[Records excerpted from a collection]
◇ ◇ ◇ ◇
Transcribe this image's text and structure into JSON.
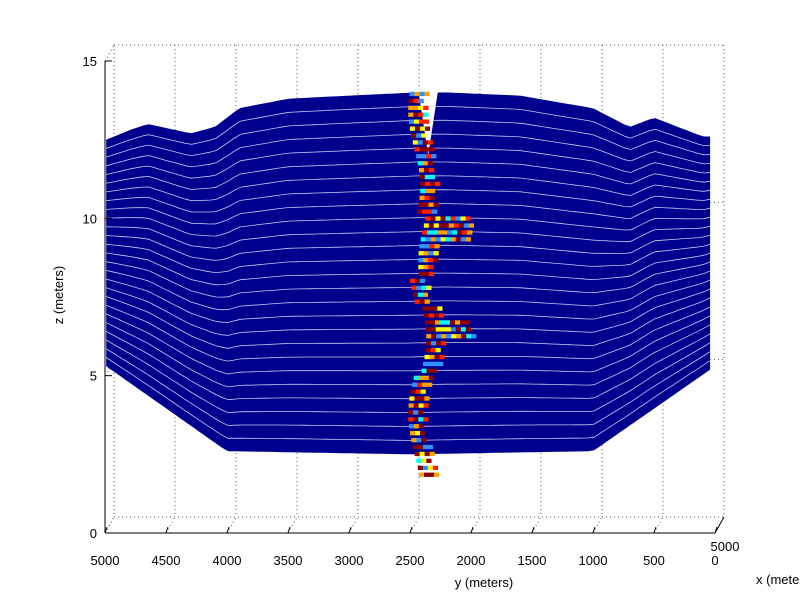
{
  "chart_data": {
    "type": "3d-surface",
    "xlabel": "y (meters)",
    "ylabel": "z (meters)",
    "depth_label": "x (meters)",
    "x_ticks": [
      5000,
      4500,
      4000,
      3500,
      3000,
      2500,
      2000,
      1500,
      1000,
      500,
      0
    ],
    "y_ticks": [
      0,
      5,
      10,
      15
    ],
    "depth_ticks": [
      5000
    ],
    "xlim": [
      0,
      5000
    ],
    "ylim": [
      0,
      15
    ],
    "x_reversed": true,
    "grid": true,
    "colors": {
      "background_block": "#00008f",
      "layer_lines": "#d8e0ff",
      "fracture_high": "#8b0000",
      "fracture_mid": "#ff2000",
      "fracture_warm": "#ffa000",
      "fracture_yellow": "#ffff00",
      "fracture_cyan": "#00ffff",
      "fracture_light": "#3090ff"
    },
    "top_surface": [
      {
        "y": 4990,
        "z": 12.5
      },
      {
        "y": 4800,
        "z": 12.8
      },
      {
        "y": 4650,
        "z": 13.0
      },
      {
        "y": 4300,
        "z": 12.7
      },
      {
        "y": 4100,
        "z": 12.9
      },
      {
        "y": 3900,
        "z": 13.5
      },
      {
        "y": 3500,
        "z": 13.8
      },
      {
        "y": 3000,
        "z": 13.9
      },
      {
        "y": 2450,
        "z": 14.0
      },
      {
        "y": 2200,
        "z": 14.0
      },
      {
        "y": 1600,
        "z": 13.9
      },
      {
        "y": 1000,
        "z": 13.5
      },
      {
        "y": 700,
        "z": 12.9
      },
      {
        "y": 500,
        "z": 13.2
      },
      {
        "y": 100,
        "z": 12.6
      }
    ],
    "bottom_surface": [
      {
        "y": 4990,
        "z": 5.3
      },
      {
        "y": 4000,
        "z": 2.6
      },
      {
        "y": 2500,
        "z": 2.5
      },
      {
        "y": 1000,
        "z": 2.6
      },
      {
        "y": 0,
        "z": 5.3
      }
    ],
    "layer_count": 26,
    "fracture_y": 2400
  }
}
◇ ◇ ◇ ◇
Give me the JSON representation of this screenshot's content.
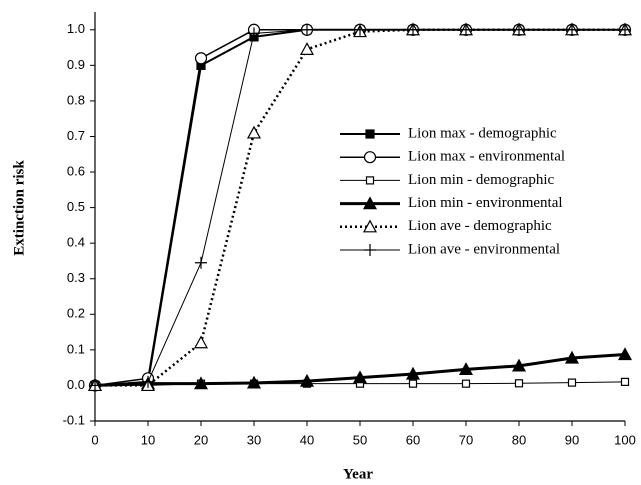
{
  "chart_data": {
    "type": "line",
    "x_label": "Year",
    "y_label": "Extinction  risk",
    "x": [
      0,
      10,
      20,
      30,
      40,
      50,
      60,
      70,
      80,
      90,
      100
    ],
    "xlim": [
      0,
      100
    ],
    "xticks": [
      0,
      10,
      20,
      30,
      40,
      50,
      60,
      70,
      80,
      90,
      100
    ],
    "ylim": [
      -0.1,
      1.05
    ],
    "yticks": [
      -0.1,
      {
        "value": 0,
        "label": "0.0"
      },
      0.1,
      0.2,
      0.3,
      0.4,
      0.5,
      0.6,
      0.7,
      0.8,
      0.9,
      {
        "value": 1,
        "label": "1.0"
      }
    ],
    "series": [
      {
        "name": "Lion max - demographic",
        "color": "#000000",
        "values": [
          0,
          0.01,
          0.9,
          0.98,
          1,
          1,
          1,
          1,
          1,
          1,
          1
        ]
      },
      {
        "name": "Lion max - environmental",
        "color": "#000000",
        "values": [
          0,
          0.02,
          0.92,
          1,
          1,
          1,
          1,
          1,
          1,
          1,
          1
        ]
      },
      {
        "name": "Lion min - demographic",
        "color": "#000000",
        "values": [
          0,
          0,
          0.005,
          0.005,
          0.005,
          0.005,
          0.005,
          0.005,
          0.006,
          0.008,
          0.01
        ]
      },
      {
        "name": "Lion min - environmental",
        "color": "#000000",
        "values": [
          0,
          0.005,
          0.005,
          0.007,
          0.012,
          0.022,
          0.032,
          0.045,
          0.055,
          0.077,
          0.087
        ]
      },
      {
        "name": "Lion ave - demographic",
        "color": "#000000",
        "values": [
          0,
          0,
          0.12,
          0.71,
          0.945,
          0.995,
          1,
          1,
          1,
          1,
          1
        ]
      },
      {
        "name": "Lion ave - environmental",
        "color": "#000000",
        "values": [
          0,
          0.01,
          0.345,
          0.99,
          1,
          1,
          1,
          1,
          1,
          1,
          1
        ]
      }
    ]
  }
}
◇ ◇ ◇ ◇
Work to be completed: Going through the entries above, tally each line that has the word "JSON". Answer with the number only.

Exercise answer: 2